> [How to complete this task]
Repeat the lines of the data exactly and exclude any picture among them.
________________________
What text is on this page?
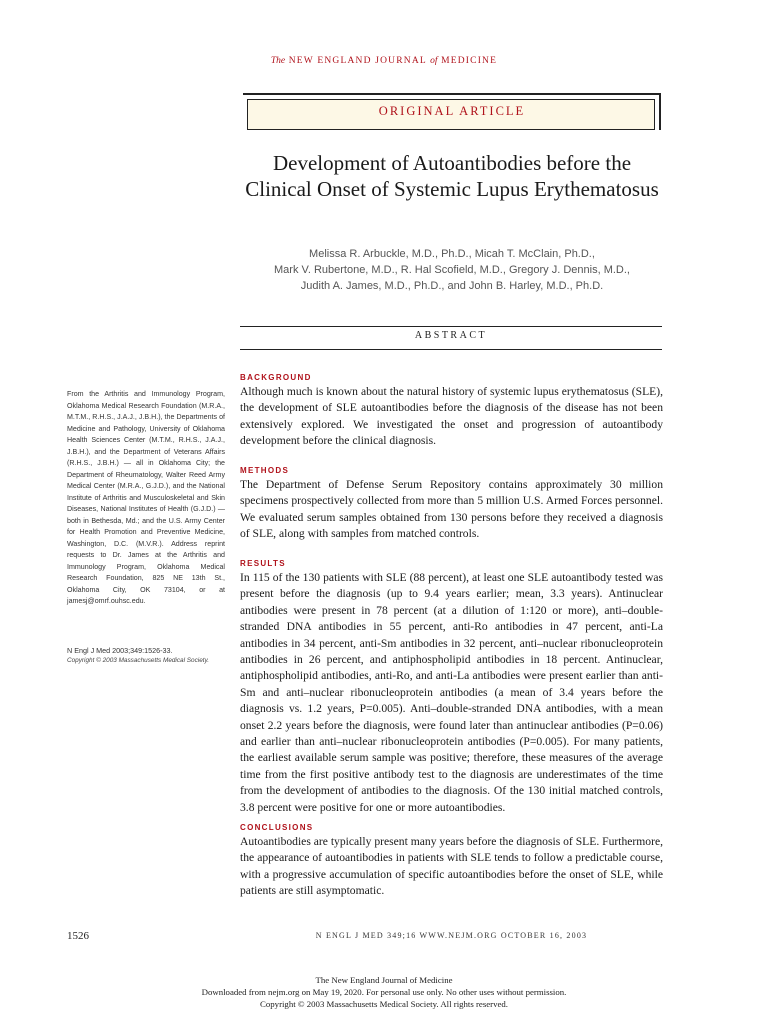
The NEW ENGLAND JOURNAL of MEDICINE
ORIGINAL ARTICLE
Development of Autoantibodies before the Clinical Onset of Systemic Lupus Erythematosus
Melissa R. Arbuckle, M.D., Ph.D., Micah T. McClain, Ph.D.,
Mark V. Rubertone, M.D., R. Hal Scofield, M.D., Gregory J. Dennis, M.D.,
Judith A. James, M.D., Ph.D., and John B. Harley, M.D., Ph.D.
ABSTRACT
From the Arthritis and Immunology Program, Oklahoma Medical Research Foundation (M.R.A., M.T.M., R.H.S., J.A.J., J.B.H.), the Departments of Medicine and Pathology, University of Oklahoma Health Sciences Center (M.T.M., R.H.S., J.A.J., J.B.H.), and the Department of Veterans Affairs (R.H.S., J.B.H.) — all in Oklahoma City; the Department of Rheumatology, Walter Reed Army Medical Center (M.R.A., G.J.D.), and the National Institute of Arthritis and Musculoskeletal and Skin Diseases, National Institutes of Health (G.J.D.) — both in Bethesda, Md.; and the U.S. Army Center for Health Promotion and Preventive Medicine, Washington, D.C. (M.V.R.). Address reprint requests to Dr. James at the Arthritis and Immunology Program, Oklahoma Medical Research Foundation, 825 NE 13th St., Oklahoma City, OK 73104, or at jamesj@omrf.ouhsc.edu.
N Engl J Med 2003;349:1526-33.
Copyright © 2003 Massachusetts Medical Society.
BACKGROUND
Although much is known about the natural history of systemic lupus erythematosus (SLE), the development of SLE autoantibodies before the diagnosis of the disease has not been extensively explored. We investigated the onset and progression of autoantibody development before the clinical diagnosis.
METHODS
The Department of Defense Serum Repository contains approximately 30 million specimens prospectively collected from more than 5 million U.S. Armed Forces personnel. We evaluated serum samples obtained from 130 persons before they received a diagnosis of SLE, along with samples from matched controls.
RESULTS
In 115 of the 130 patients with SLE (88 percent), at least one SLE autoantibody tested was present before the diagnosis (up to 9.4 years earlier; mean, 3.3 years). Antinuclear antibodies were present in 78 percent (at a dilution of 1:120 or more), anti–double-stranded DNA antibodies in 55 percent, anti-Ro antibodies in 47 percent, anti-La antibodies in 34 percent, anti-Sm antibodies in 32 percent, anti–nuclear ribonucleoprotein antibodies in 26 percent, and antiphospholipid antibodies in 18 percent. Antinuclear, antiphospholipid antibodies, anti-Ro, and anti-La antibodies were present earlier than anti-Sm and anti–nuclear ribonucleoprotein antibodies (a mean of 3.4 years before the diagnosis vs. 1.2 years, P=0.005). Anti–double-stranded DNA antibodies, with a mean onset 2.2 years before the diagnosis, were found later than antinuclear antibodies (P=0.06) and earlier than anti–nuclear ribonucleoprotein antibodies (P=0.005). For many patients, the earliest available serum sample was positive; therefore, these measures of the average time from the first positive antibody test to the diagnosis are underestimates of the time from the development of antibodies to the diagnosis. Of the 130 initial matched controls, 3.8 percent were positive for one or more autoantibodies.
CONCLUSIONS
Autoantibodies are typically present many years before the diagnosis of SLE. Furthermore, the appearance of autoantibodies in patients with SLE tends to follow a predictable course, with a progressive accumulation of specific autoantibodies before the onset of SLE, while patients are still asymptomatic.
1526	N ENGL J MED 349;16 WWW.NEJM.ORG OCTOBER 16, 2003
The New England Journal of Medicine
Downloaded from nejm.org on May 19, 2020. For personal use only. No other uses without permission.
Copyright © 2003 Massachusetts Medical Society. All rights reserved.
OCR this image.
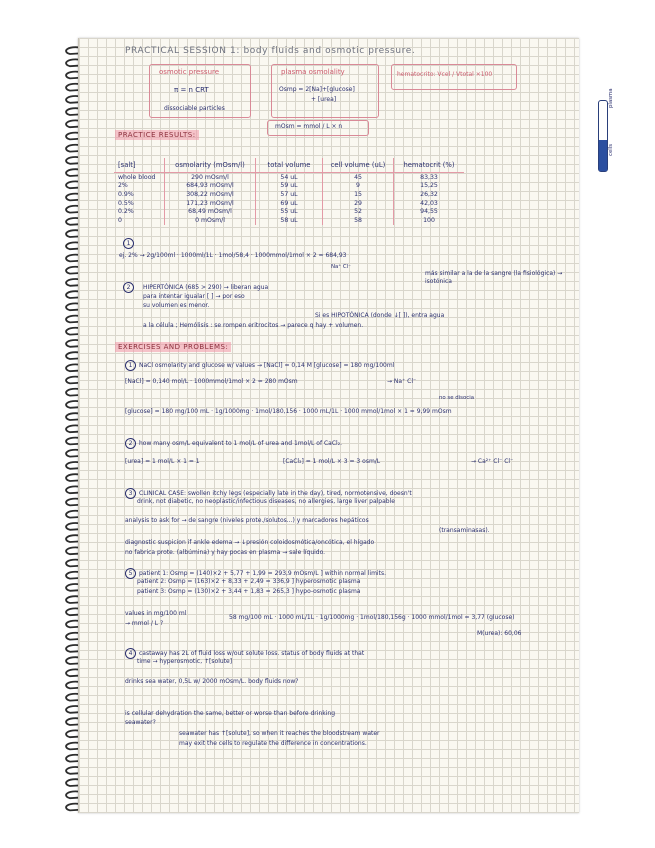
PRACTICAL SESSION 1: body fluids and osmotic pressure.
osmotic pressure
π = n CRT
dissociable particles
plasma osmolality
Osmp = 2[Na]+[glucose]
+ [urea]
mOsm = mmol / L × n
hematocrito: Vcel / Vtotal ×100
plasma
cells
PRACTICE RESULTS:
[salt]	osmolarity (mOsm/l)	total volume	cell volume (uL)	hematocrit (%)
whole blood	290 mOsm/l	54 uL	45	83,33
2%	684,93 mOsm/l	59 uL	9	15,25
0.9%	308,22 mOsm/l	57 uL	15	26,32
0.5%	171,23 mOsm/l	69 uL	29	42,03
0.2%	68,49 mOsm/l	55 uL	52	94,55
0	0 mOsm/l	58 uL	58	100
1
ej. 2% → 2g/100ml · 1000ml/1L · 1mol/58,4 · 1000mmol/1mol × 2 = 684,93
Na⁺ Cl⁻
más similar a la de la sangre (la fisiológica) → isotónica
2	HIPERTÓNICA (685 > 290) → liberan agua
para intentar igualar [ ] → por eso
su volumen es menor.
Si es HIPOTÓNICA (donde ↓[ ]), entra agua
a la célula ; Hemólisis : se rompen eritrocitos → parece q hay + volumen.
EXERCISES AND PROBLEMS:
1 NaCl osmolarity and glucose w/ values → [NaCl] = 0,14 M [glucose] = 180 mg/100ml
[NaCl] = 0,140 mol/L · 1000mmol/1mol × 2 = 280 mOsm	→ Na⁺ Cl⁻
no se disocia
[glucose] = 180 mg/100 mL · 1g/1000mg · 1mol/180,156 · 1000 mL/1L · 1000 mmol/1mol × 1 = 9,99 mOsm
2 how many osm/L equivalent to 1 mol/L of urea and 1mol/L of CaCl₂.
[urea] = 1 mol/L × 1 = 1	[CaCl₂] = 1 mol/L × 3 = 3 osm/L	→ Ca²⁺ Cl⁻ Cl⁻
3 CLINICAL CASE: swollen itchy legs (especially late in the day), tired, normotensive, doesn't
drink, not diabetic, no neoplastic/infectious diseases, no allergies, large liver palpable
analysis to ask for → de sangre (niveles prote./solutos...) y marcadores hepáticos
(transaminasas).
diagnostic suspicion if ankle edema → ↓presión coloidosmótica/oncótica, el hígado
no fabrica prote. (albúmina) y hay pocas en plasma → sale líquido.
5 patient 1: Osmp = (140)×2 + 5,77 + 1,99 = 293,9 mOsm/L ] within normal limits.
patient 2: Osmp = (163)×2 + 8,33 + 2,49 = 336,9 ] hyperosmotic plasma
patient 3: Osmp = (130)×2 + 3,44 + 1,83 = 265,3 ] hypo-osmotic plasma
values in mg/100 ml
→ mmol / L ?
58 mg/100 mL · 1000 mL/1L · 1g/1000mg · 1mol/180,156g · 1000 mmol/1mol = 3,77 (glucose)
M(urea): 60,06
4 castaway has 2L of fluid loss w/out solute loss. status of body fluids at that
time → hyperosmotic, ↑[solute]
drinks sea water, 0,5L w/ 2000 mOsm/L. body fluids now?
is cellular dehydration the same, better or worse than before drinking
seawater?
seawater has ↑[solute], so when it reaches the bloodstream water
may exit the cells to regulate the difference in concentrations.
________________________
> [Result below]
What text is on this page?
The NEW ENGLAND JOURNAL of MEDICINE
ORIGINAL ARTICLE
Development of Autoantibodies before the Clinical Onset of Systemic Lupus Erythematosus
Melissa R. Arbuckle, M.D., Ph.D., Micah T. McClain, Ph.D.,
Mark V. Rubertone, M.D., R. Hal Scofield, M.D., Gregory J. Dennis, M.D.,
Judith A. James, M.D., Ph.D., and John B. Harley, M.D., Ph.D.
ABSTRACT
From the Arthritis and Immunology Program, Oklahoma Medical Research Foundation (M.R.A., M.T.M., R.H.S., J.A.J., J.B.H.), the Departments of Medicine and Pathology, University of Oklahoma Health Sciences Center (M.T.M., R.H.S., J.A.J., J.B.H.), and the Department of Veterans Affairs (R.H.S., J.B.H.) — all in Oklahoma City; the Department of Rheumatology, Walter Reed Army Medical Center (M.R.A., G.J.D.), and the National Institute of Arthritis and Musculoskeletal and Skin Diseases, National Institutes of Health (G.J.D.) — both in Bethesda, Md.; and the U.S. Army Center for Health Promotion and Preventive Medicine, Washington, D.C. (M.V.R.). Address reprint requests to Dr. James at the Arthritis and Immunology Program, Oklahoma Medical Research Foundation, 825 NE 13th St., Oklahoma City, OK 73104, or at jamesj@omrf.ouhsc.edu.
N Engl J Med 2003;349:1526-33.
Copyright © 2003 Massachusetts Medical Society.
BACKGROUND
Although much is known about the natural history of systemic lupus erythematosus (SLE), the development of SLE autoantibodies before the diagnosis of the disease has not been extensively explored. We investigated the onset and progression of autoantibody development before the clinical diagnosis.
METHODS
The Department of Defense Serum Repository contains approximately 30 million specimens prospectively collected from more than 5 million U.S. Armed Forces personnel. We evaluated serum samples obtained from 130 persons before they received a diagnosis of SLE, along with samples from matched controls.
RESULTS
In 115 of the 130 patients with SLE (88 percent), at least one SLE autoantibody tested was present before the diagnosis (up to 9.4 years earlier; mean, 3.3 years). Antinuclear antibodies were present in 78 percent (at a dilution of 1:120 or more), anti–double-stranded DNA antibodies in 55 percent, anti-Ro antibodies in 47 percent, anti-La antibodies in 34 percent, anti-Sm antibodies in 32 percent, anti–nuclear ribonucleoprotein antibodies in 26 percent, and antiphospholipid antibodies in 18 percent. Antinuclear, antiphospholipid antibodies, anti-Ro, and anti-La antibodies were present earlier than anti-Sm and anti–nuclear ribonucleoprotein antibodies (a mean of 3.4 years before the diagnosis vs. 1.2 years, P=0.005). Anti–double-stranded DNA antibodies, with a mean onset 2.2 years before the diagnosis, were found later than antinuclear antibodies (P=0.06) and earlier than anti–nuclear ribonucleoprotein antibodies (P=0.005). For many patients, the earliest available serum sample was positive; therefore, these measures of the average time from the first positive antibody test to the diagnosis are underestimates of the time from the development of antibodies to the diagnosis. Of the 130 initial matched controls, 3.8 percent were positive for one or more autoantibodies.
CONCLUSIONS
Autoantibodies are typically present many years before the diagnosis of SLE. Furthermore, the appearance of autoantibodies in patients with SLE tends to follow a predictable course, with a progressive accumulation of specific autoantibodies before the onset of SLE, while patients are still asymptomatic.
1526	N ENGL J MED 349;16 WWW.NEJM.ORG OCTOBER 16, 2003
The New England Journal of Medicine
Downloaded from nejm.org on May 19, 2020. For personal use only. No other uses without permission.
Copyright © 2003 Massachusetts Medical Society. All rights reserved.
OCR this image.
PRACTICAL SESSION 1: body fluids and osmotic pressure.
osmotic pressure
π = n CRT
dissociable particles
plasma osmolality
Osmp = 2[Na]+[glucose]
+ [urea]
mOsm = mmol / L × n
hematocrito: Vcel / Vtotal ×100
plasma
cells
PRACTICE RESULTS:
[salt]	osmolarity (mOsm/l)	total volume	cell volume (uL)	hematocrit (%)
whole blood	290 mOsm/l	54 uL	45	83,33
2%	684,93 mOsm/l	59 uL	9	15,25
0.9%	308,22 mOsm/l	57 uL	15	26,32
0.5%	171,23 mOsm/l	69 uL	29	42,03
0.2%	68,49 mOsm/l	55 uL	52	94,55
0	0 mOsm/l	58 uL	58	100
1
ej. 2% → 2g/100ml · 1000ml/1L · 1mol/58,4 · 1000mmol/1mol × 2 = 684,93
Na⁺ Cl⁻
más similar a la de la sangre (la fisiológica) → isotónica
2	HIPERTÓNICA (685 > 290) → liberan agua
para intentar igualar [ ] → por eso
su volumen es menor.
Si es HIPOTÓNICA (donde ↓[ ]), entra agua
a la célula ; Hemólisis : se rompen eritrocitos → parece q hay + volumen.
EXERCISES AND PROBLEMS:
1 NaCl osmolarity and glucose w/ values → [NaCl] = 0,14 M [glucose] = 180 mg/100ml
[NaCl] = 0,140 mol/L · 1000mmol/1mol × 2 = 280 mOsm	→ Na⁺ Cl⁻
no se disocia
[glucose] = 180 mg/100 mL · 1g/1000mg · 1mol/180,156 · 1000 mL/1L · 1000 mmol/1mol × 1 = 9,99 mOsm
2 how many osm/L equivalent to 1 mol/L of urea and 1mol/L of CaCl₂.
[urea] = 1 mol/L × 1 = 1	[CaCl₂] = 1 mol/L × 3 = 3 osm/L	→ Ca²⁺ Cl⁻ Cl⁻
3 CLINICAL CASE: swollen itchy legs (especially late in the day), tired, normotensive, doesn't
drink, not diabetic, no neoplastic/infectious diseases, no allergies, large liver palpable
analysis to ask for → de sangre (niveles prote./solutos...) y marcadores hepáticos
(transaminasas).
diagnostic suspicion if ankle edema → ↓presión coloidosmótica/oncótica, el hígado
no fabrica prote. (albúmina) y hay pocas en plasma → sale líquido.
5 patient 1: Osmp = (140)×2 + 5,77 + 1,99 = 293,9 mOsm/L ] within normal limits.
patient 2: Osmp = (163)×2 + 8,33 + 2,49 = 336,9 ] hyperosmotic plasma
patient 3: Osmp = (130)×2 + 3,44 + 1,83 = 265,3 ] hypo-osmotic plasma
values in mg/100 ml
→ mmol / L ?
58 mg/100 mL · 1000 mL/1L · 1g/1000mg · 1mol/180,156g · 1000 mmol/1mol = 3,77 (glucose)
M(urea): 60,06
4 castaway has 2L of fluid loss w/out solute loss. status of body fluids at that
time → hyperosmotic, ↑[solute]
drinks sea water, 0,5L w/ 2000 mOsm/L. body fluids now?
is cellular dehydration the same, better or worse than before drinking
seawater?
seawater has ↑[solute], so when it reaches the bloodstream water
may exit the cells to regulate the difference in concentrations.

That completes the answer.